--- start ---

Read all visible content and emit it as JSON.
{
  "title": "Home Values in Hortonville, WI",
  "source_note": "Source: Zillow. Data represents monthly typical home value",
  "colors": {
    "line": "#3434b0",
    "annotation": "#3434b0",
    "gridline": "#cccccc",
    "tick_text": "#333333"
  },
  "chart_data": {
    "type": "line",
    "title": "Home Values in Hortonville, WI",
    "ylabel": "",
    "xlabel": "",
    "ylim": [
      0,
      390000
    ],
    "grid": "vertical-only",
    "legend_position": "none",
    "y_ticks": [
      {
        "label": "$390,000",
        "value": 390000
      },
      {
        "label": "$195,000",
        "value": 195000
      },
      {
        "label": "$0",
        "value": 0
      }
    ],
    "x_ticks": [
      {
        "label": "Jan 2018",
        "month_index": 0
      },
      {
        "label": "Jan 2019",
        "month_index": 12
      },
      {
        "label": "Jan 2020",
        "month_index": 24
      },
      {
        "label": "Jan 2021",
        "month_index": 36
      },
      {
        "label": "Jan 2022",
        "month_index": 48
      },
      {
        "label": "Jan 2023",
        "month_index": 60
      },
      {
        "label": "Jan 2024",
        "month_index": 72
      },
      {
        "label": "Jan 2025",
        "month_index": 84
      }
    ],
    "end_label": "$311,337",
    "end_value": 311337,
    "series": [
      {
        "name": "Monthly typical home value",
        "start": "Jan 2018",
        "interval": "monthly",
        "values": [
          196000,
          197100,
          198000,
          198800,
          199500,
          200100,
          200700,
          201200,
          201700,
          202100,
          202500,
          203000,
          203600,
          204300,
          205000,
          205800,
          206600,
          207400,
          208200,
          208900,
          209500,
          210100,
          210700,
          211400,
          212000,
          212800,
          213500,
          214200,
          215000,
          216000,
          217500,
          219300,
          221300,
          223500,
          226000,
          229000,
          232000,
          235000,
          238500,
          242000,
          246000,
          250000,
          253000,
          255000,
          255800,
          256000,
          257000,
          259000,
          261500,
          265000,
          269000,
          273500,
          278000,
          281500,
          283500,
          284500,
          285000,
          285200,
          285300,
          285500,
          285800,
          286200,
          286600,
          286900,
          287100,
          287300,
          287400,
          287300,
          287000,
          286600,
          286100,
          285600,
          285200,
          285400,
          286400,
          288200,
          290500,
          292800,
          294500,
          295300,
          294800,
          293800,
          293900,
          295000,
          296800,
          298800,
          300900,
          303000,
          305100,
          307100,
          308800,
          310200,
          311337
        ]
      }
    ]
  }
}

--- end ---

# [What the task asks]
Find the word "typical" in the entries, and copy every line it shows up in.

# [Solution]
  "source_note": "Source: Zillow. Data represents monthly typical home value",
        "name": "Monthly typical home value",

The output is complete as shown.